▸ Gezeigter Auszug:
-.-.-
Traumorte wie das überrannte Venedig, die Inka-Stadt Machu Picchu oder auch das boomende Berlin, das früher für billigen Wohnraum bekannt war, ächzen unter ihrer Beliebtheit.

Symbol der Beiläufigkeit: Rollkoffer

Symbol für die Beiläufigkeit, mit der heute gereist wird, ist auch der Rollkoffer, der über den Asphalt rattert. Früher war das Gepäck Ballast. Und die überladene Familie am Flughafen (oder an der Autobahnraststätte) zeigte die Ausnahmesituation des Reisens. Heute scheint die Mitnahme des Nötigsten ein müheloser Vorgang.

Stichwort Easyjetset: «Fliegen zum Taxi-Preis» hiess mal der Slogan eines Billigfliegers. Wenn nicht sogar die Welt, so ist doch zumindest Europa zum Dorf geworden – reisetechnisch und in weiten Teilen auch mit der Einheitswährung Euro seit 2002.

Airlines wie Ryanair, Wizz Air, Eurowings oder Easyjet lassen die Leute für recht wenig Geld für ein Wochenende nach Barcelona, London, Lissabon, Mallorca oder Rom jetten. Was das für die Umwelt bedeutet, verdrängen viele. Das ist auch beim Kreuzfahrt-Boom der Fall.

Über die dreckige Seite des Reisens denkt keiner gerne nach. Der angeblich sanfte Tourismus als Alternative ist meist auch nur Selbstbetrug - und ein gutes Geschäft mit dem Gewissen von Besserverdienenden.

Anschläge beeinflussen das Lebensgefühl

Angst erzeugt in diesen Jahren bei vielen der Terror. Das 21. Jahrhundert begann mit einem Schock. Der 11. September 2001 mit den Anschlägen von New York befeuerte die Furcht vor dem Fliegen.

Die Reihe der Schreckensereignisse setzte sich fort, 2002 etwa mit dem Anschlag auf die Synagoge der tunesischen Insel Djerba mit 21 Toten, darunter 14 Deutsche. Im tunesischen Badeort Sousse tötete 2015 ein Islamist am Strand Dutzende Urlauber. Ein Ferien-Alptraum.
-.-.-
▸ Die Daten:
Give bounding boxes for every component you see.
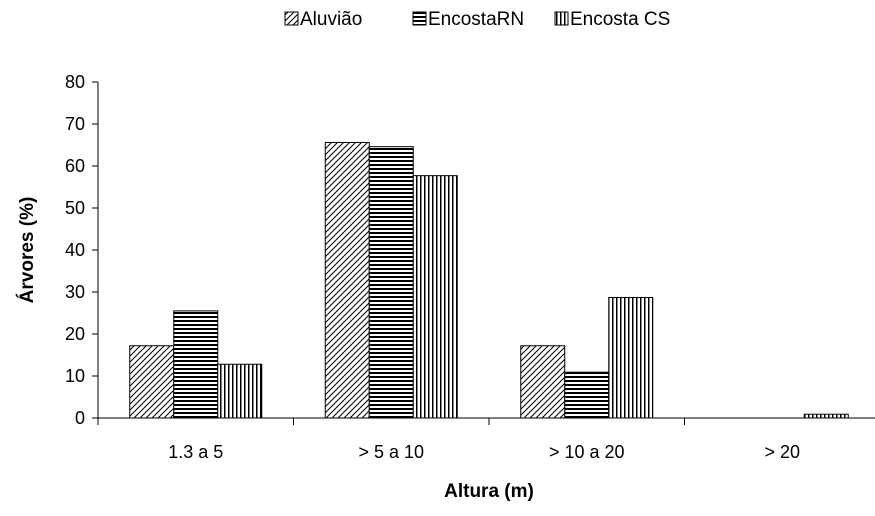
bar-diagonal-1 xyxy=(324,141,370,419)
x-category-label: > 5 a 10 xyxy=(358,442,424,462)
y-tick-label: 10 xyxy=(65,366,85,386)
legend-swatch-vertical xyxy=(554,11,569,26)
bar-horizontal-2 xyxy=(564,371,610,419)
bar-diagonal-0 xyxy=(129,345,175,419)
legend-label: EncostaRN xyxy=(428,9,524,30)
y-tick-label: 0 xyxy=(75,408,85,428)
y-axis-ticks: 0 10 20 30 40 50 60 70 80 xyxy=(65,72,98,428)
y-axis-title: Árvores (%) xyxy=(16,197,38,304)
y-tick-label: 20 xyxy=(65,324,85,344)
x-category-label: > 10 a 20 xyxy=(549,442,625,462)
bar-vertical-1 xyxy=(412,175,458,419)
y-tick-label: 40 xyxy=(65,240,85,260)
plot-area xyxy=(129,141,849,419)
y-tick-label: 50 xyxy=(65,198,85,218)
bar-vertical-2 xyxy=(608,296,654,419)
bar-vertical-0 xyxy=(217,363,263,419)
bar-vertical-3 xyxy=(803,413,849,419)
x-axis-ticks: 1.3 a 5 > 5 a 10 > 10 a 20 > 20 xyxy=(97,418,800,462)
y-tick-label: 60 xyxy=(65,156,85,176)
bar-horizontal-1 xyxy=(368,146,414,419)
legend-swatch-horizontal xyxy=(412,11,427,26)
y-tick-label: 70 xyxy=(65,114,85,134)
bar-diagonal-2 xyxy=(520,345,566,419)
chart-legend: Aluvião EncostaRN Encosta CS xyxy=(284,9,670,30)
legend-label: Encosta CS xyxy=(570,9,670,30)
x-category-label: > 20 xyxy=(764,442,800,462)
y-tick-label: 30 xyxy=(65,282,85,302)
legend-swatch-diagonal xyxy=(284,11,299,26)
legend-label: Aluvião xyxy=(300,9,362,30)
y-tick-label: 80 xyxy=(65,72,85,92)
bar-horizontal-0 xyxy=(173,310,219,419)
x-category-label: 1.3 a 5 xyxy=(168,442,223,462)
x-axis-title: Altura (m) xyxy=(444,481,534,502)
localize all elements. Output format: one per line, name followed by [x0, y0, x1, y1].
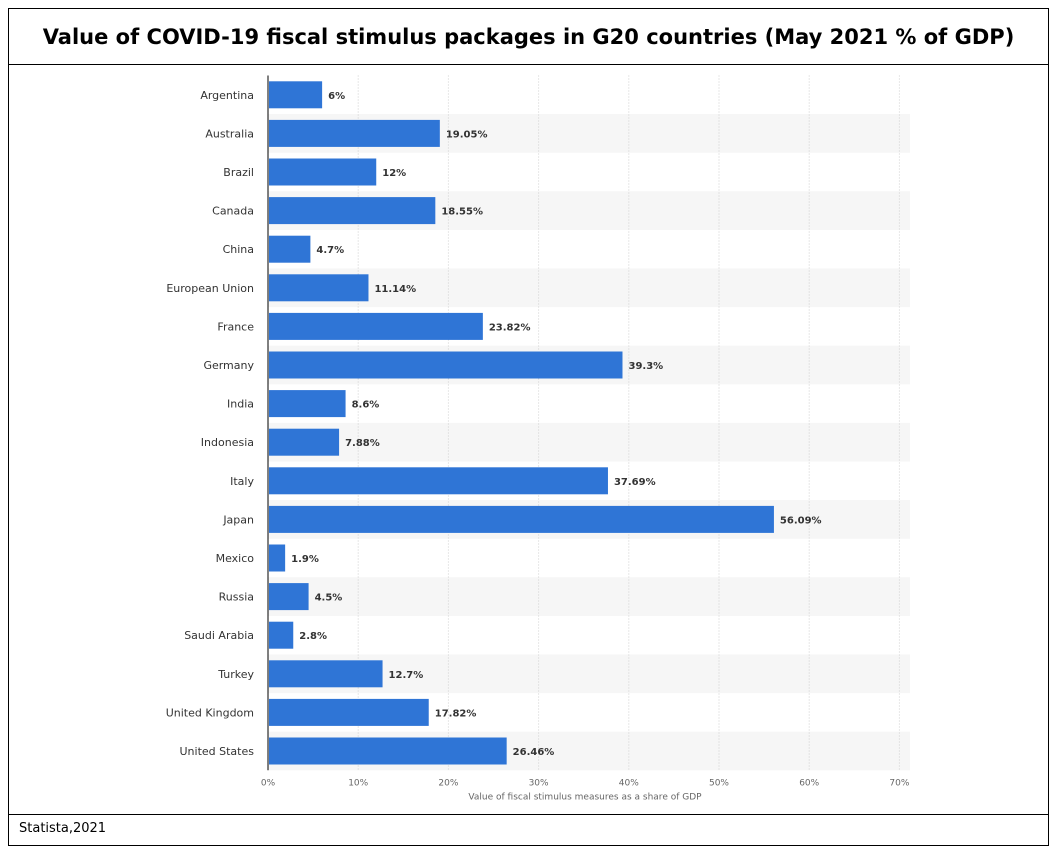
row-band — [268, 577, 910, 616]
bar — [269, 81, 323, 109]
category-label: Turkey — [217, 668, 254, 681]
category-label: India — [227, 398, 254, 411]
category-label: Indonesia — [201, 436, 254, 449]
category-label: Canada — [212, 205, 254, 218]
bar — [269, 158, 377, 186]
data-label: 2.8% — [299, 631, 327, 642]
data-label: 7.88% — [345, 438, 380, 449]
data-label: 12.7% — [389, 670, 424, 681]
bar — [269, 197, 436, 225]
category-label: Argentina — [200, 89, 254, 102]
data-label: 37.69% — [614, 477, 656, 488]
bar — [269, 428, 340, 456]
data-label: 17.82% — [435, 708, 477, 719]
category-label: Russia — [219, 591, 254, 604]
source-label: Statista,2021 — [19, 821, 107, 836]
x-tick-label: 50% — [709, 778, 729, 788]
data-label: 1.9% — [291, 554, 319, 565]
data-label: 4.7% — [316, 245, 344, 256]
data-label: 56.09% — [780, 515, 822, 526]
category-label: France — [217, 320, 254, 333]
category-label: Australia — [205, 127, 254, 140]
category-label: European Union — [166, 282, 254, 295]
bar — [269, 390, 346, 418]
bar — [269, 698, 429, 726]
x-tick-label: 30% — [529, 778, 549, 788]
bar — [269, 505, 774, 533]
category-label: United States — [180, 745, 255, 758]
x-tick-label: 0% — [261, 778, 276, 788]
x-tick-label: 60% — [799, 778, 819, 788]
data-label: 19.05% — [446, 129, 488, 140]
row-band — [268, 268, 910, 308]
bar — [269, 312, 483, 340]
data-label: 23.82% — [489, 322, 531, 333]
bar — [269, 737, 507, 765]
chart-title: Value of COVID-19 fiscal stimulus packag… — [42, 24, 1015, 49]
bar — [269, 660, 383, 688]
category-label: United Kingdom — [166, 706, 254, 719]
source-footer: Statista,2021 — [9, 814, 1048, 848]
data-label: 39.3% — [628, 361, 663, 372]
x-tick-label: 10% — [348, 778, 368, 788]
data-label: 4.5% — [315, 593, 343, 604]
category-label: Germany — [203, 359, 254, 372]
category-label: Brazil — [223, 166, 254, 179]
category-label: Italy — [230, 475, 254, 488]
bar — [269, 621, 294, 649]
data-label: 11.14% — [374, 284, 416, 295]
chart-title-bar: Value of COVID-19 fiscal stimulus packag… — [9, 9, 1048, 65]
bar — [269, 467, 608, 495]
data-label: 12% — [382, 168, 406, 179]
bar — [269, 351, 623, 379]
data-label: 26.46% — [513, 747, 555, 758]
bar — [269, 544, 286, 572]
category-label: China — [223, 243, 254, 256]
x-tick-label: 20% — [438, 778, 458, 788]
category-label: Saudi Arabia — [184, 629, 254, 642]
bar — [269, 235, 311, 263]
x-tick-label: 70% — [889, 778, 909, 788]
row-band — [268, 422, 910, 462]
category-label: Japan — [222, 513, 254, 526]
bar — [269, 583, 309, 611]
category-label: Mexico — [216, 552, 255, 565]
data-label: 8.6% — [352, 400, 380, 411]
data-label: 6% — [328, 91, 345, 102]
x-tick-label: 40% — [619, 778, 639, 788]
x-axis-title: Value of fiscal stimulus measures as a s… — [468, 792, 702, 802]
bar — [269, 119, 440, 147]
bar — [269, 274, 369, 302]
data-label: 18.55% — [441, 207, 483, 218]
-.-.-
Zitiere wörtlich den Teil des Auszugs über das Reisen, der mit „Airlines wie Ryanair, Wizz“ anfängt und bis „Gewissen von Besserverdienenden.“ reicht.

▸ Lösung der Aufgabe:
Airlines wie Ryanair, Wizz Air, Eurowings oder Easyjet lassen die Leute für recht wenig Geld für ein Wochenende nach Barcelona, London, Lissabon, Mallorca oder Rom jetten. Was das für die Umwelt bedeutet, verdrängen viele. Das ist auch beim Kreuzfahrt-Boom der Fall.

Über die dreckige Seite des Reisens denkt keiner gerne nach. Der angeblich sanfte Tourismus als Alternative ist meist auch nur Selbstbetrug - und ein gutes Geschäft mit dem Gewissen von Besserverdienenden.